◆ **Data entries**:

────

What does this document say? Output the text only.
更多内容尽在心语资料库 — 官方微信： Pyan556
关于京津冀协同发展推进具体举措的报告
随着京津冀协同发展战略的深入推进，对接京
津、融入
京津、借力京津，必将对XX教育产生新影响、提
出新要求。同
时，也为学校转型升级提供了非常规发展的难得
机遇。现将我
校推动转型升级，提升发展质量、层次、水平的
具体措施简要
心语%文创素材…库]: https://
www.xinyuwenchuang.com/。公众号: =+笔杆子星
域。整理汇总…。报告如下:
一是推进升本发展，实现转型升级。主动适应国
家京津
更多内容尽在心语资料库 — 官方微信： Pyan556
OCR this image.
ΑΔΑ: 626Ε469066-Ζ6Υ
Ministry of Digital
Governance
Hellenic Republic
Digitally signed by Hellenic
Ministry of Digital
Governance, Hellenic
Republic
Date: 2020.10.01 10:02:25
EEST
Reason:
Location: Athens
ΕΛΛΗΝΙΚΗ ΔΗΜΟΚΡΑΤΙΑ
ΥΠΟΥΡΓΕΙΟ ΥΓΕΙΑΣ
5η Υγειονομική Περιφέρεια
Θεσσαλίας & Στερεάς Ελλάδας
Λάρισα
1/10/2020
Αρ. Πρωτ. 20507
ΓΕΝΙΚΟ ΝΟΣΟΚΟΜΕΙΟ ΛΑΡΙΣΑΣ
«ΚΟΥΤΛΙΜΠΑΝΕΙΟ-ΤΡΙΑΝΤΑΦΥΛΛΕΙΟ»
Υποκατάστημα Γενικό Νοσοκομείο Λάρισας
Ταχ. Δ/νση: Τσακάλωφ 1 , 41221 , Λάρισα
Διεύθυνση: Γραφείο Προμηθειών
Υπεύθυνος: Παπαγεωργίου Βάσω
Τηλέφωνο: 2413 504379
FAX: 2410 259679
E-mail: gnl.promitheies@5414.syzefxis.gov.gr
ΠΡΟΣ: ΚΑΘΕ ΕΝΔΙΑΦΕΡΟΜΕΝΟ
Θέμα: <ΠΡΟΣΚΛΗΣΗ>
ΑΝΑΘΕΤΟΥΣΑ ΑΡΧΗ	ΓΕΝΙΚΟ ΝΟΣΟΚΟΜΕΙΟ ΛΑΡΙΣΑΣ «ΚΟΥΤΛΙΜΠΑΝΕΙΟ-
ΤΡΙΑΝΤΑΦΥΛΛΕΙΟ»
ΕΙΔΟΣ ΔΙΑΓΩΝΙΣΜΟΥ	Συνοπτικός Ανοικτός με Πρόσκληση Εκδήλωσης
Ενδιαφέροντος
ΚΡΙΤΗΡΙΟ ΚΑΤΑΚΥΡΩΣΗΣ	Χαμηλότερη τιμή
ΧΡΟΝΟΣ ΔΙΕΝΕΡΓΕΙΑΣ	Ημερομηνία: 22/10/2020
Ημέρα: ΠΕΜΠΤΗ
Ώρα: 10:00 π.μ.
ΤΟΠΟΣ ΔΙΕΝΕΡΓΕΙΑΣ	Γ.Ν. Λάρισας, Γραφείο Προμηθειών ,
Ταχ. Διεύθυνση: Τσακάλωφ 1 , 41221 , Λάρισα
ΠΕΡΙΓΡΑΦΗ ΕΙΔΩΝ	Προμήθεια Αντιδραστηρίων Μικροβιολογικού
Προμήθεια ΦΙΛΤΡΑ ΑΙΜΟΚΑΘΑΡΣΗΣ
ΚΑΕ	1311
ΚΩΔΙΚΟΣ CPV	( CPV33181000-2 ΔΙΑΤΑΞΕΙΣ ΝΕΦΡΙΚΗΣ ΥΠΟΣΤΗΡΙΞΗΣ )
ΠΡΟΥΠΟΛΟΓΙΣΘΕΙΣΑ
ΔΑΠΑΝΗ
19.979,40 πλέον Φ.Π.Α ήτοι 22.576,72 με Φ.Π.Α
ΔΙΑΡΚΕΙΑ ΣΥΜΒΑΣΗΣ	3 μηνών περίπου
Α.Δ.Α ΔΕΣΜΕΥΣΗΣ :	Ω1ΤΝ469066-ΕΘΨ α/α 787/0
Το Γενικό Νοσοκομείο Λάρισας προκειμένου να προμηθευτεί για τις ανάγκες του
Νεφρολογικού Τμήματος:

────

◆ **Instructions for the task**:
From the listing above, find the number of lines with the word "ΔΙΕΝΕΡΓΕΙΑΣ" in them. Answer with the number only.

◆ **The response**:
2